(Data items)
________________
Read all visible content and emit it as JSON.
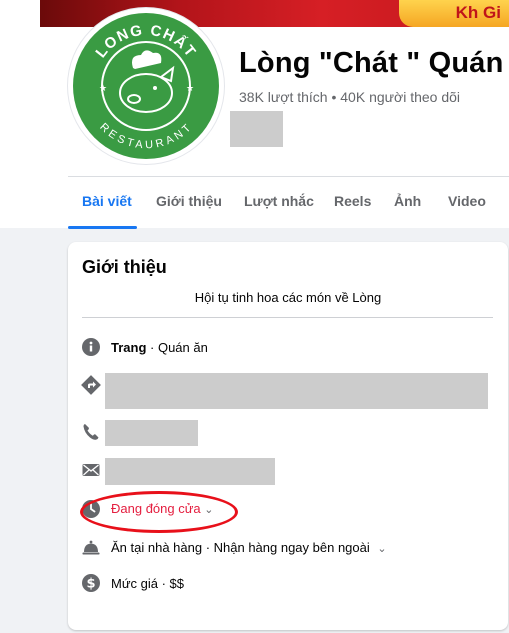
{
  "cover": {
    "banner_text": "Kh Gi",
    "colors": {
      "cover": "#c2171c",
      "ribbon": "#f5a623"
    }
  },
  "logo": {
    "top_text": "LONG CHẤT",
    "bottom_text": "RESTAURANT",
    "color": "#3a9b43"
  },
  "page": {
    "title": "Lòng \"Chát \" Quán",
    "stats": "38K lượt thích • 40K người theo dõi"
  },
  "tabs": [
    {
      "label": "Bài viết",
      "active": true
    },
    {
      "label": "Giới thiệu"
    },
    {
      "label": "Lượt nhắc"
    },
    {
      "label": "Reels"
    },
    {
      "label": "Ảnh"
    },
    {
      "label": "Video"
    }
  ],
  "intro": {
    "title": "Giới thiệu",
    "bio": "Hội tụ tinh hoa các món về Lòng",
    "category_label": "Trang",
    "category_value": " · Quán ăn",
    "hours_status": "Đang đóng cửa",
    "services": "Ăn tại nhà hàng · Nhận hàng ngay bên ngoài",
    "price": "Mức giá · $$"
  },
  "colors": {
    "accent": "#1877f2",
    "closed": "#e41e3f",
    "annotation": "#e8101a",
    "icon": "#65676b"
  }
}
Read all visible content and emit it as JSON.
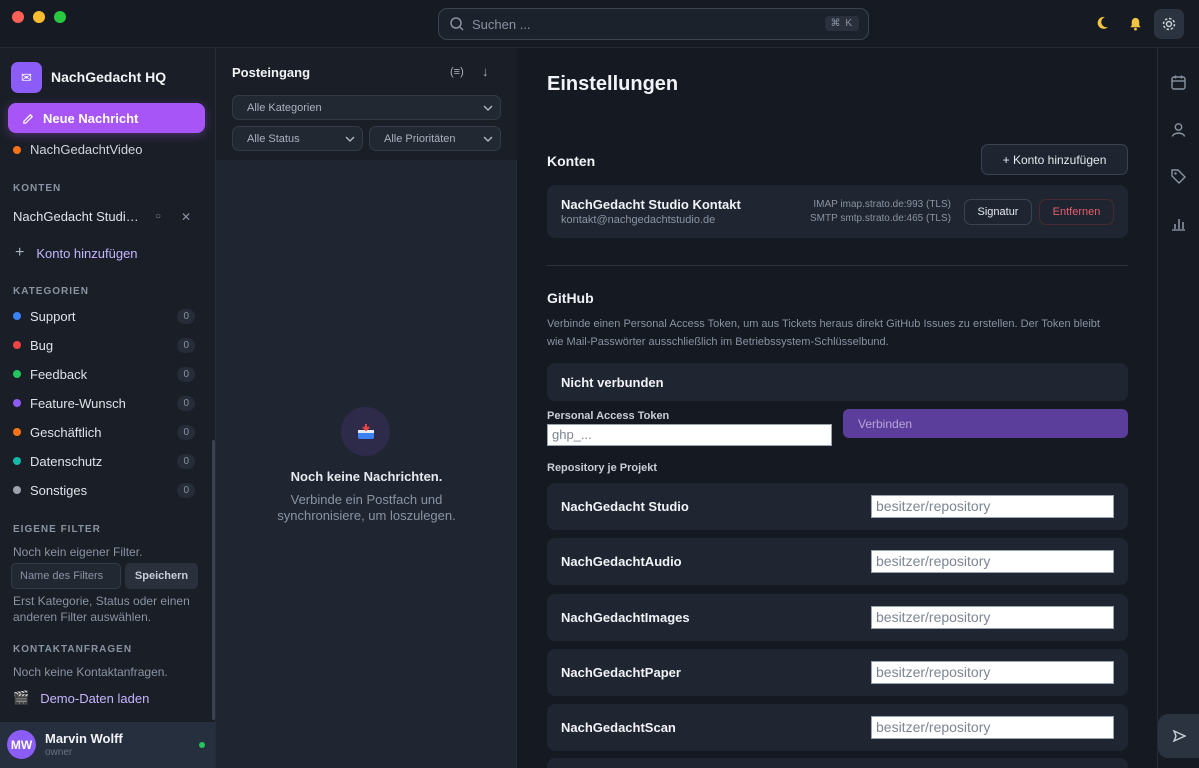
{
  "titlebar": {
    "search_placeholder": "Suchen ...",
    "search_shortcut": "⌘ K"
  },
  "sidebar": {
    "workspace_name": "NachGedacht HQ",
    "compose_label": "Neue Nachricht",
    "cut_item": "NachGedachtVideo",
    "sections": {
      "accounts": "KONTEN",
      "categories": "KATEGORIEN",
      "custom_filters": "EIGENE FILTER",
      "contact_requests": "KONTAKTANFRAGEN"
    },
    "account_name": "NachGedacht Studio Kontakt",
    "add_account": "Konto hinzufügen",
    "categories": [
      {
        "label": "Support",
        "count": "0",
        "color": "#3b82f6"
      },
      {
        "label": "Bug",
        "count": "0",
        "color": "#ef4444"
      },
      {
        "label": "Feedback",
        "count": "0",
        "color": "#22c55e"
      },
      {
        "label": "Feature-Wunsch",
        "count": "0",
        "color": "#8b5cf6"
      },
      {
        "label": "Geschäftlich",
        "count": "0",
        "color": "#f97316"
      },
      {
        "label": "Datenschutz",
        "count": "0",
        "color": "#14b8a6"
      },
      {
        "label": "Sonstiges",
        "count": "0",
        "color": "#9ca3af"
      }
    ],
    "no_filter": "Noch kein eigener Filter.",
    "filter_placeholder": "Name des Filters",
    "filter_save": "Speichern",
    "filter_hint": "Erst Kategorie, Status oder einen anderen Filter auswählen.",
    "no_contact_requests": "Noch keine Kontaktanfragen.",
    "demo_data": "Demo-Daten laden",
    "user": {
      "initials": "MW",
      "name": "Marvin Wolff",
      "role": "owner"
    }
  },
  "inbox": {
    "title": "Posteingang",
    "category_select": "Alle Kategorien",
    "status_select": "Alle Status",
    "priority_select": "Alle Prioritäten",
    "empty_title": "Noch keine Nachrichten.",
    "empty_sub": "Verbinde ein Postfach und synchronisiere, um loszulegen."
  },
  "settings": {
    "title": "Einstellungen",
    "accounts_heading": "Konten",
    "add_account_button": "+ Konto hinzufügen",
    "account": {
      "name": "NachGedacht Studio Kontakt",
      "email": "kontakt@nachgedachtstudio.de",
      "imap": "IMAP imap.strato.de:993 (TLS)",
      "smtp": "SMTP smtp.strato.de:465 (TLS)",
      "signature_button": "Signatur",
      "remove_button": "Entfernen"
    },
    "github": {
      "heading": "GitHub",
      "description": "Verbinde einen Personal Access Token, um aus Tickets heraus direkt GitHub Issues zu erstellen. Der Token bleibt wie Mail-Passwörter ausschließlich im Betriebssystem-Schlüsselbund.",
      "status": "Nicht verbunden",
      "token_label": "Personal Access Token",
      "token_placeholder": "ghp_...",
      "connect_button": "Verbinden",
      "repo_heading": "Repository je Projekt",
      "repo_placeholder": "besitzer/repository",
      "projects": [
        "NachGedacht Studio",
        "NachGedachtAudio",
        "NachGedachtImages",
        "NachGedachtPaper",
        "NachGedachtScan"
      ]
    }
  },
  "colors": {
    "accent": "#a855f7",
    "danger": "#e35d6a",
    "online": "#22c55e"
  }
}
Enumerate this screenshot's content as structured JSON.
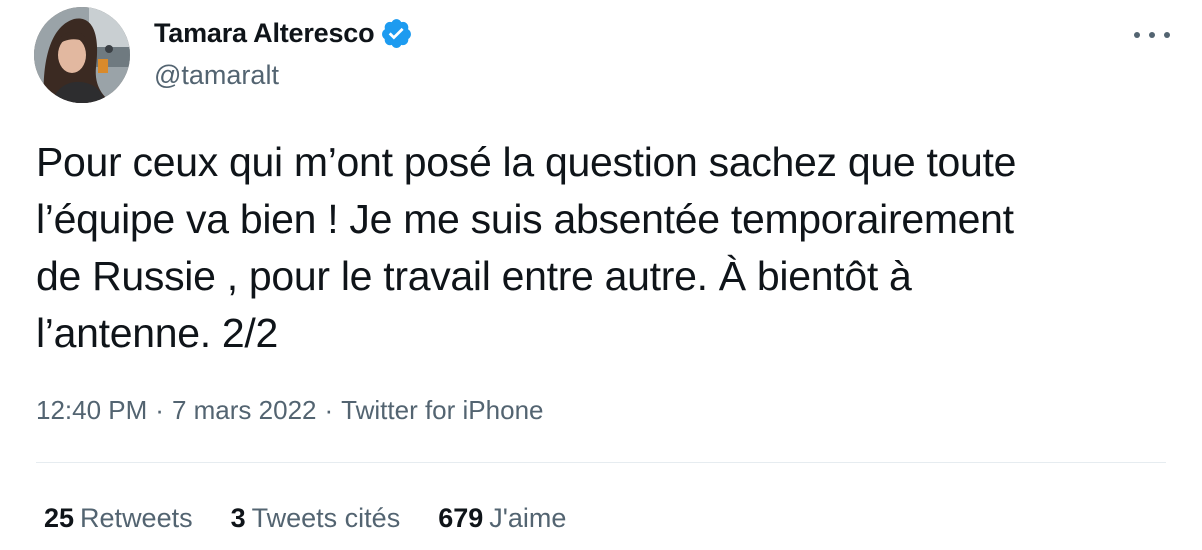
{
  "author": {
    "display_name": "Tamara Alteresco",
    "handle": "@tamaralt",
    "verified": true,
    "avatar": "profile-photo"
  },
  "tweet": {
    "lines": [
      "Pour ceux qui m’ont posé la question sachez que toute",
      "l’équipe va bien ! Je me suis absentée temporairement",
      "de Russie , pour le travail entre autre. À bientôt à",
      "l’antenne. 2/2"
    ]
  },
  "meta": {
    "time": "12:40 PM",
    "separator": "·",
    "date": "7 mars 2022",
    "source": "Twitter for iPhone"
  },
  "stats": {
    "retweets_count": "25",
    "retweets_label": "Retweets",
    "quotes_count": "3",
    "quotes_label": "Tweets cités",
    "likes_count": "679",
    "likes_label": "J'aime"
  },
  "colors": {
    "text_primary": "#0f1419",
    "text_secondary": "#536471",
    "verified_blue": "#1d9bf0",
    "divider": "#e6ecf0"
  },
  "icons": {
    "verified": "verified-badge-icon",
    "more": "more-horizontal-icon"
  }
}
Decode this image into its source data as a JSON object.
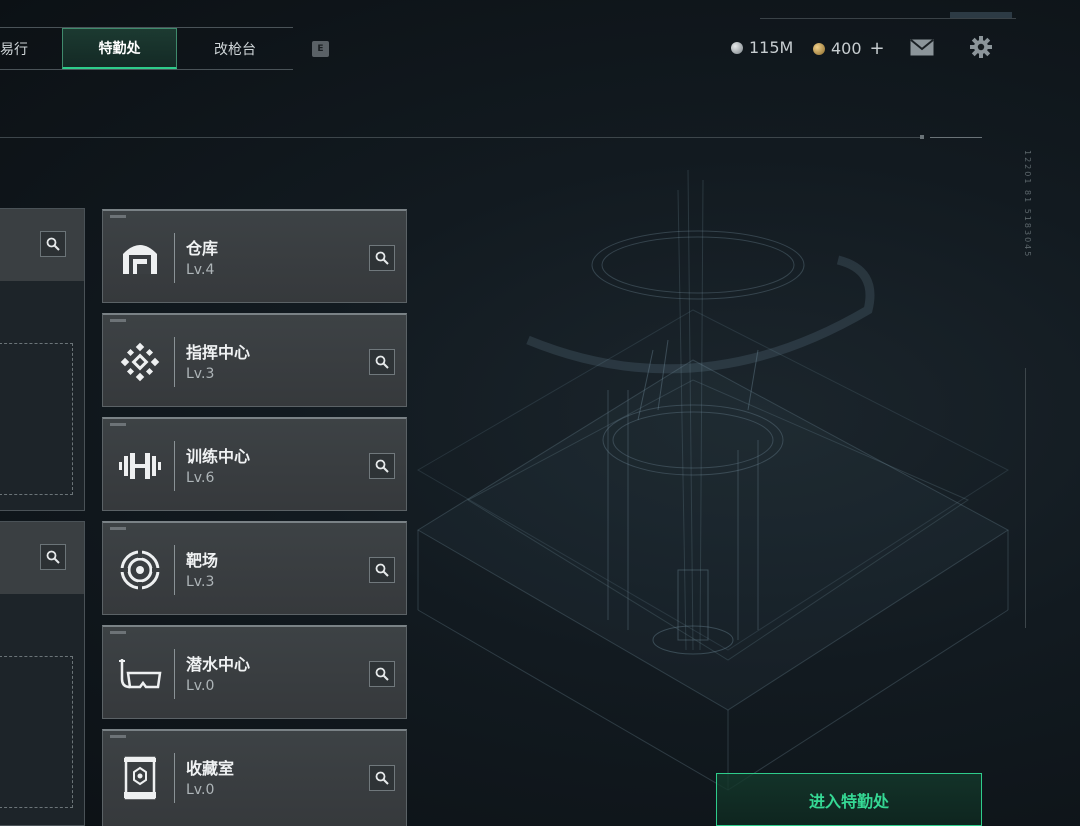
________________
• **Problem statement**
Above are the records; copy every line in them that holds the word "source".

• **Exercise solution**
    "source": "Twitter for iPhone"
Decode this image into its source data as a JSON object.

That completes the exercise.